• DIRECTIVE
Print the entries that appear below, exactly as written and without their pictures.

..............................

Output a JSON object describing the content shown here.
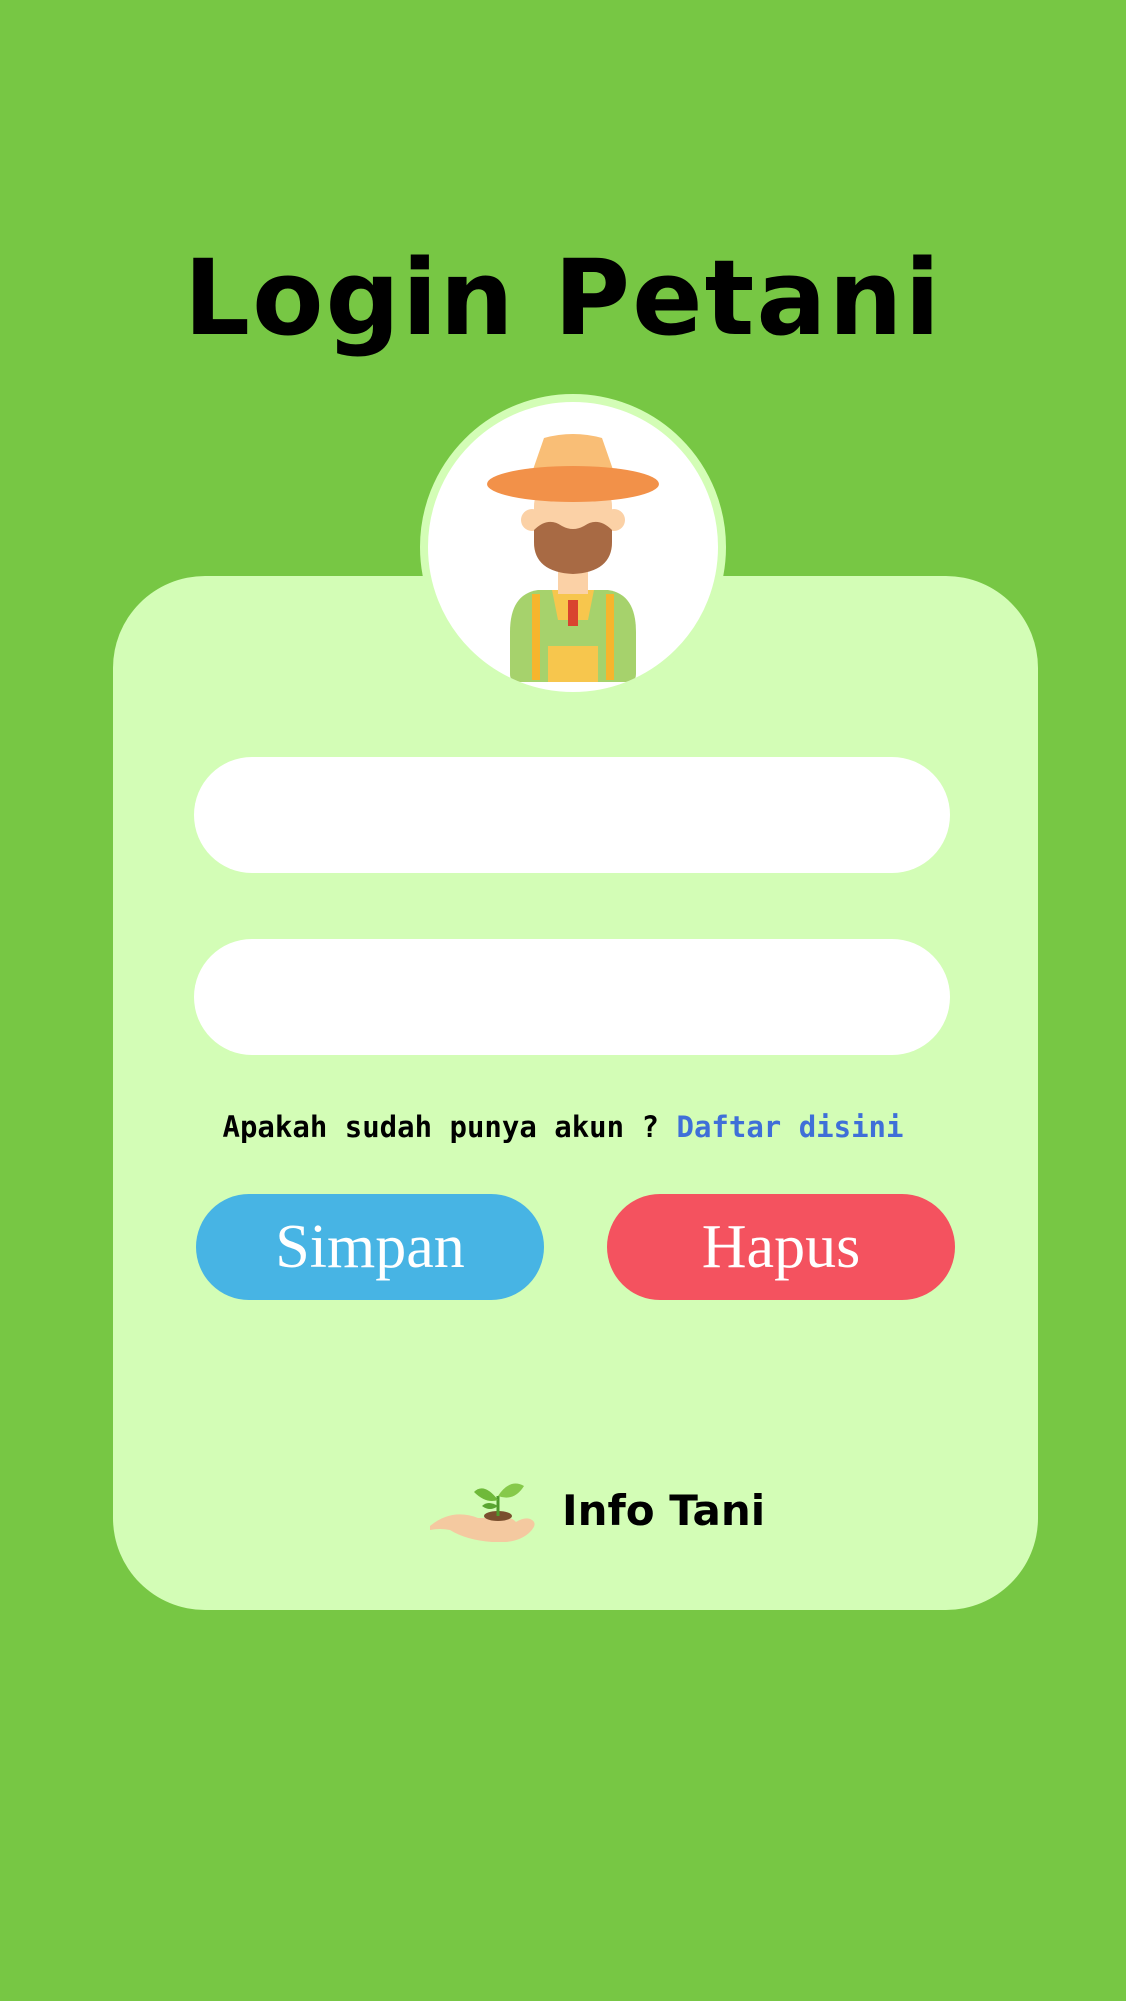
{
  "header": {
    "title": "Login Petani"
  },
  "avatar": {
    "icon": "farmer-icon"
  },
  "form": {
    "username": {
      "value": "",
      "placeholder": ""
    },
    "password": {
      "value": "",
      "placeholder": ""
    },
    "account_prompt": "Apakah sudah punya akun ?",
    "register_link": "Daftar disini",
    "save_label": "Simpan",
    "delete_label": "Hapus"
  },
  "footer": {
    "brand_icon": "plant-in-hand-icon",
    "brand_name": "Info Tani"
  },
  "colors": {
    "background": "#77c744",
    "card": "#d3fdb6",
    "link": "#3f6fd8",
    "save_button": "#47b4e4",
    "delete_button": "#f4525f"
  }
}
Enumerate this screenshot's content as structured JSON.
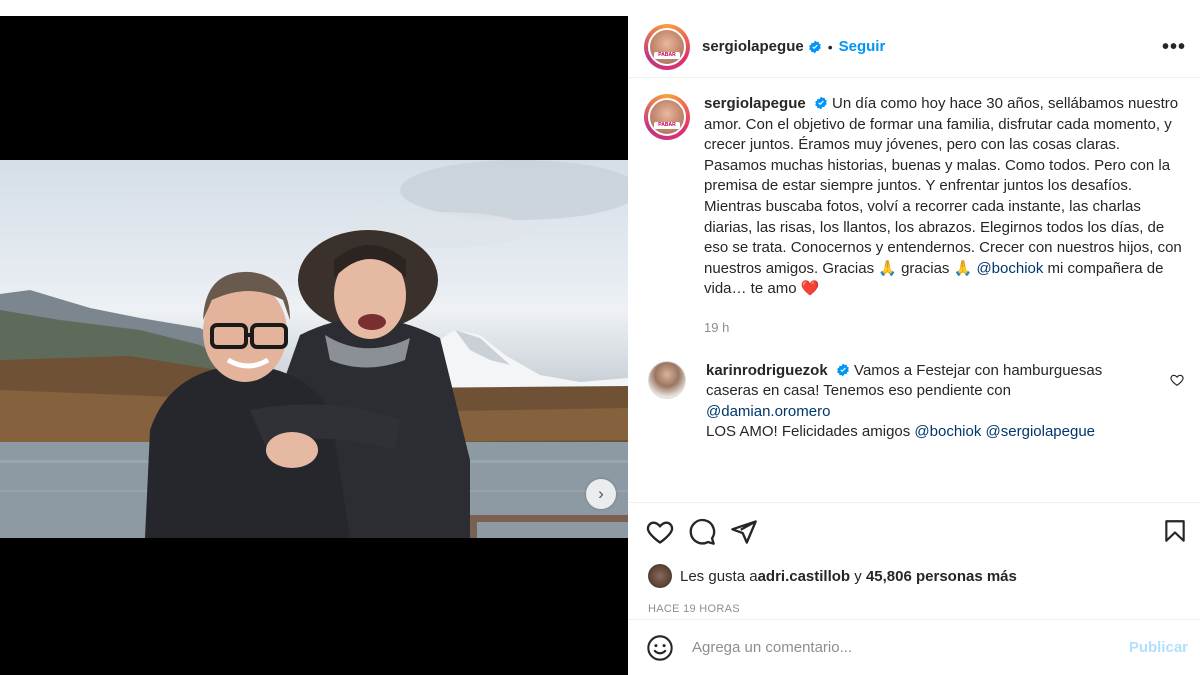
{
  "post": {
    "username": "sergiolapegue",
    "follow_label": "Seguir",
    "more_label": "•••",
    "avatar_tag": "PABAR"
  },
  "caption": {
    "username": "sergiolapegue",
    "text_1": "Un día como hoy hace 30 años, sellábamos nuestro amor. Con el objetivo de formar una familia, disfrutar cada momento, y crecer juntos. Éramos muy jóvenes, pero con las cosas claras. Pasamos muchas historias, buenas y malas. Como todos. Pero con la premisa de estar siempre juntos. Y enfrentar juntos los desafíos. Mientras buscaba fotos, volví a recorrer cada instante, las charlas diarias, las risas, los llantos, los abrazos. Elegirnos todos los días, de eso se trata. Conocernos y entendernos. Crecer con nuestros hijos, con nuestros amigos. Gracias 🙏 gracias 🙏",
    "mention": "@bochiok",
    "text_2": " mi compañera de vida… te amo ❤️",
    "time": "19 h"
  },
  "comment": {
    "username": "karinrodriguezok",
    "text_1": "Vamos a Festejar con hamburguesas caseras en casa! Tenemos eso pendiente con",
    "mention_1": "@damian.oromero",
    "text_2": "LOS AMO! Felicidades amigos ",
    "mention_2": "@bochiok",
    "mention_3": "@sergiolapegue"
  },
  "likes": {
    "prefix": "Les gusta a ",
    "user": "adri.castillob",
    "middle": " y ",
    "count": "45,806 personas más"
  },
  "timestamp": "HACE 19 HORAS",
  "add_comment": {
    "placeholder": "Agrega un comentario...",
    "publish_label": "Publicar"
  },
  "carousel": {
    "total_dots": 10,
    "active_index": 1,
    "next_icon": "chevron-right-icon"
  },
  "colors": {
    "accent": "#0095f6",
    "mention": "#00376b",
    "muted": "#8e8e8e",
    "publish_disabled": "#b2dffc",
    "heart": "#ed4956"
  }
}
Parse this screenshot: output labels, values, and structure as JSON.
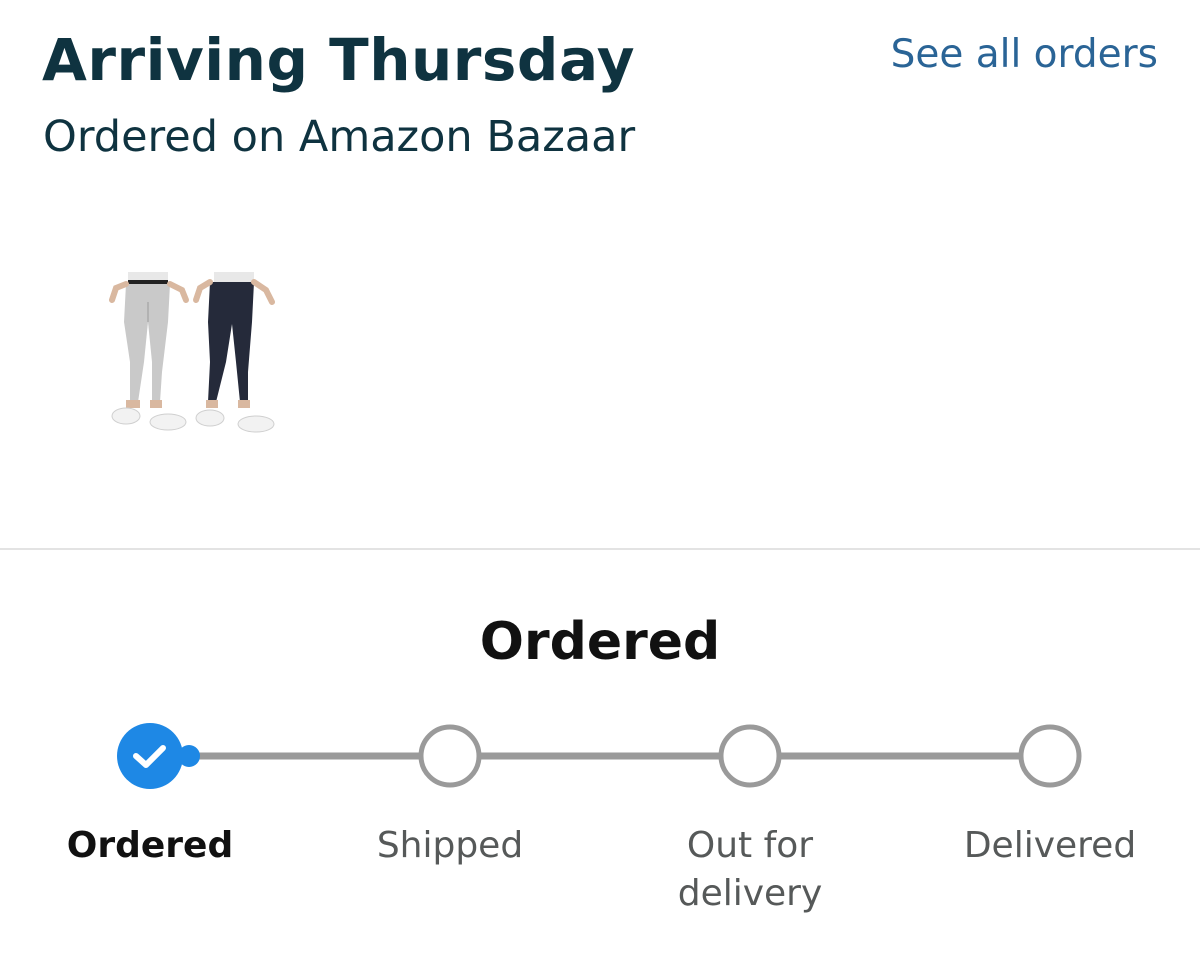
{
  "header": {
    "title": "Arriving Thursday",
    "subtitle": "Ordered on Amazon Bazaar",
    "see_all_link": "See all orders",
    "link_color": "#2a6496",
    "title_color": "#0f3340"
  },
  "product": {
    "image_icon": "pants-product-thumbnail"
  },
  "tracking": {
    "current_status": "Ordered",
    "active_color": "#1e88e5",
    "inactive_color": "#9a9a9a",
    "progress_fraction": 0,
    "steps": [
      {
        "label": "Ordered",
        "state": "complete"
      },
      {
        "label": "Shipped",
        "state": "pending"
      },
      {
        "label": "Out for\ndelivery",
        "state": "pending"
      },
      {
        "label": "Delivered",
        "state": "pending"
      }
    ]
  }
}
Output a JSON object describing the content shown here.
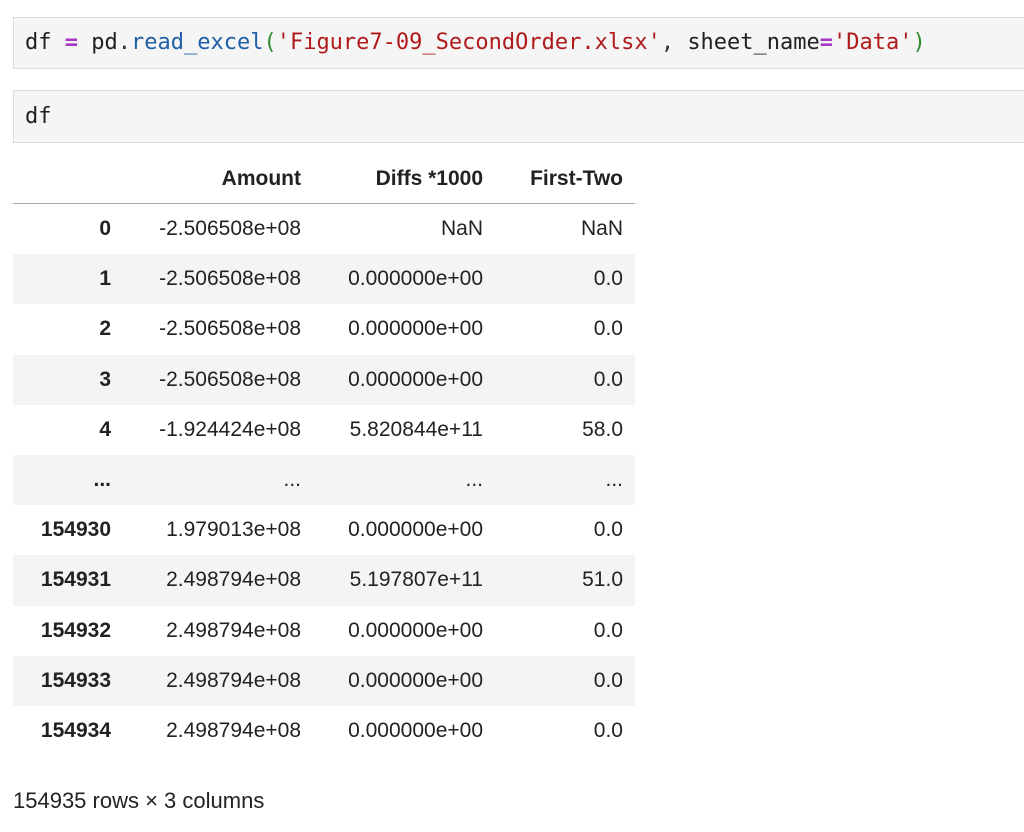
{
  "cells": [
    {
      "tokens": [
        {
          "text": "df",
          "cls": "tok-var"
        },
        {
          "text": " ",
          "cls": "tok-punct"
        },
        {
          "text": "=",
          "cls": "tok-op"
        },
        {
          "text": " ",
          "cls": "tok-punct"
        },
        {
          "text": "pd",
          "cls": "tok-var"
        },
        {
          "text": ".",
          "cls": "tok-punct"
        },
        {
          "text": "read_excel",
          "cls": "tok-func"
        },
        {
          "text": "(",
          "cls": "tok-paren"
        },
        {
          "text": "'Figure7-09_SecondOrder.xlsx'",
          "cls": "tok-str"
        },
        {
          "text": ", ",
          "cls": "tok-punct"
        },
        {
          "text": "sheet_name",
          "cls": "tok-kw"
        },
        {
          "text": "=",
          "cls": "tok-op"
        },
        {
          "text": "'Data'",
          "cls": "tok-str"
        },
        {
          "text": ")",
          "cls": "tok-paren"
        }
      ]
    },
    {
      "tokens": [
        {
          "text": "df",
          "cls": "tok-var"
        }
      ]
    }
  ],
  "dataframe": {
    "index_header": "",
    "columns": [
      "Amount",
      "Diffs *1000",
      "First-Two"
    ],
    "rows": [
      {
        "index": "0",
        "values": [
          "-2.506508e+08",
          "NaN",
          "NaN"
        ]
      },
      {
        "index": "1",
        "values": [
          "-2.506508e+08",
          "0.000000e+00",
          "0.0"
        ]
      },
      {
        "index": "2",
        "values": [
          "-2.506508e+08",
          "0.000000e+00",
          "0.0"
        ]
      },
      {
        "index": "3",
        "values": [
          "-2.506508e+08",
          "0.000000e+00",
          "0.0"
        ]
      },
      {
        "index": "4",
        "values": [
          "-1.924424e+08",
          "5.820844e+11",
          "58.0"
        ]
      },
      {
        "index": "...",
        "values": [
          "...",
          "...",
          "..."
        ]
      },
      {
        "index": "154930",
        "values": [
          "1.979013e+08",
          "0.000000e+00",
          "0.0"
        ]
      },
      {
        "index": "154931",
        "values": [
          "2.498794e+08",
          "5.197807e+11",
          "51.0"
        ]
      },
      {
        "index": "154932",
        "values": [
          "2.498794e+08",
          "0.000000e+00",
          "0.0"
        ]
      },
      {
        "index": "154933",
        "values": [
          "2.498794e+08",
          "0.000000e+00",
          "0.0"
        ]
      },
      {
        "index": "154934",
        "values": [
          "2.498794e+08",
          "0.000000e+00",
          "0.0"
        ]
      }
    ],
    "shape_text": "154935 rows × 3 columns"
  }
}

..............................

• THE ANSWER
Output a JSON object describing the content shown here.
{
  "header": {
    "title": "Login Petani"
  },
  "avatar": {
    "icon": "farmer-icon"
  },
  "form": {
    "username": {
      "value": "",
      "placeholder": ""
    },
    "password": {
      "value": "",
      "placeholder": ""
    },
    "account_prompt": "Apakah sudah punya akun ?",
    "register_link": "Daftar disini",
    "save_label": "Simpan",
    "delete_label": "Hapus"
  },
  "footer": {
    "brand_icon": "plant-in-hand-icon",
    "brand_name": "Info Tani"
  },
  "colors": {
    "background": "#77c744",
    "card": "#d3fdb6",
    "link": "#3f6fd8",
    "save_button": "#47b4e4",
    "delete_button": "#f4525f"
  }
}
Enumerate this screenshot's content as structured JSON.
{
  "post": {
    "username": "sergiolapegue",
    "follow_label": "Seguir",
    "more_label": "•••",
    "avatar_tag": "PABAR"
  },
  "caption": {
    "username": "sergiolapegue",
    "text_1": "Un día como hoy hace 30 años, sellábamos nuestro amor. Con el objetivo de formar una familia, disfrutar cada momento, y crecer juntos. Éramos muy jóvenes, pero con las cosas claras. Pasamos muchas historias, buenas y malas. Como todos. Pero con la premisa de estar siempre juntos. Y enfrentar juntos los desafíos. Mientras buscaba fotos, volví a recorrer cada instante, las charlas diarias, las risas, los llantos, los abrazos. Elegirnos todos los días, de eso se trata. Conocernos y entendernos. Crecer con nuestros hijos, con nuestros amigos. Gracias 🙏 gracias 🙏",
    "mention": "@bochiok",
    "text_2": " mi compañera de vida… te amo ❤️",
    "time": "19 h"
  },
  "comment": {
    "username": "karinrodriguezok",
    "text_1": "Vamos a Festejar con hamburguesas caseras en casa! Tenemos eso pendiente con",
    "mention_1": "@damian.oromero",
    "text_2": "LOS AMO! Felicidades amigos ",
    "mention_2": "@bochiok",
    "mention_3": "@sergiolapegue"
  },
  "likes": {
    "prefix": "Les gusta a ",
    "user": "adri.castillob",
    "middle": " y ",
    "count": "45,806 personas más"
  },
  "timestamp": "HACE 19 HORAS",
  "add_comment": {
    "placeholder": "Agrega un comentario...",
    "publish_label": "Publicar"
  },
  "carousel": {
    "total_dots": 10,
    "active_index": 1,
    "next_icon": "chevron-right-icon"
  },
  "colors": {
    "accent": "#0095f6",
    "mention": "#00376b",
    "muted": "#8e8e8e",
    "publish_disabled": "#b2dffc",
    "heart": "#ed4956"
  }
}
Parse this screenshot: output labels, values, and structure as JSON.
{
  "header": {
    "title": "Arriving Thursday",
    "subtitle": "Ordered on Amazon Bazaar",
    "see_all_link": "See all orders",
    "link_color": "#2a6496",
    "title_color": "#0f3340"
  },
  "product": {
    "image_icon": "pants-product-thumbnail"
  },
  "tracking": {
    "current_status": "Ordered",
    "active_color": "#1e88e5",
    "inactive_color": "#9a9a9a",
    "progress_fraction": 0,
    "steps": [
      {
        "label": "Ordered",
        "state": "complete"
      },
      {
        "label": "Shipped",
        "state": "pending"
      },
      {
        "label": "Out for\ndelivery",
        "state": "pending"
      },
      {
        "label": "Delivered",
        "state": "pending"
      }
    ]
  }
}
Output a JSON object describing the content shown here.
{
  "cells": [
    {
      "tokens": [
        {
          "text": "df",
          "cls": "tok-var"
        },
        {
          "text": " ",
          "cls": "tok-punct"
        },
        {
          "text": "=",
          "cls": "tok-op"
        },
        {
          "text": " ",
          "cls": "tok-punct"
        },
        {
          "text": "pd",
          "cls": "tok-var"
        },
        {
          "text": ".",
          "cls": "tok-punct"
        },
        {
          "text": "read_excel",
          "cls": "tok-func"
        },
        {
          "text": "(",
          "cls": "tok-paren"
        },
        {
          "text": "'Figure7-09_SecondOrder.xlsx'",
          "cls": "tok-str"
        },
        {
          "text": ", ",
          "cls": "tok-punct"
        },
        {
          "text": "sheet_name",
          "cls": "tok-kw"
        },
        {
          "text": "=",
          "cls": "tok-op"
        },
        {
          "text": "'Data'",
          "cls": "tok-str"
        },
        {
          "text": ")",
          "cls": "tok-paren"
        }
      ]
    },
    {
      "tokens": [
        {
          "text": "df",
          "cls": "tok-var"
        }
      ]
    }
  ],
  "dataframe": {
    "index_header": "",
    "columns": [
      "Amount",
      "Diffs *1000",
      "First-Two"
    ],
    "rows": [
      {
        "index": "0",
        "values": [
          "-2.506508e+08",
          "NaN",
          "NaN"
        ]
      },
      {
        "index": "1",
        "values": [
          "-2.506508e+08",
          "0.000000e+00",
          "0.0"
        ]
      },
      {
        "index": "2",
        "values": [
          "-2.506508e+08",
          "0.000000e+00",
          "0.0"
        ]
      },
      {
        "index": "3",
        "values": [
          "-2.506508e+08",
          "0.000000e+00",
          "0.0"
        ]
      },
      {
        "index": "4",
        "values": [
          "-1.924424e+08",
          "5.820844e+11",
          "58.0"
        ]
      },
      {
        "index": "...",
        "values": [
          "...",
          "...",
          "..."
        ]
      },
      {
        "index": "154930",
        "values": [
          "1.979013e+08",
          "0.000000e+00",
          "0.0"
        ]
      },
      {
        "index": "154931",
        "values": [
          "2.498794e+08",
          "5.197807e+11",
          "51.0"
        ]
      },
      {
        "index": "154932",
        "values": [
          "2.498794e+08",
          "0.000000e+00",
          "0.0"
        ]
      },
      {
        "index": "154933",
        "values": [
          "2.498794e+08",
          "0.000000e+00",
          "0.0"
        ]
      },
      {
        "index": "154934",
        "values": [
          "2.498794e+08",
          "0.000000e+00",
          "0.0"
        ]
      }
    ],
    "shape_text": "154935 rows × 3 columns"
  }
}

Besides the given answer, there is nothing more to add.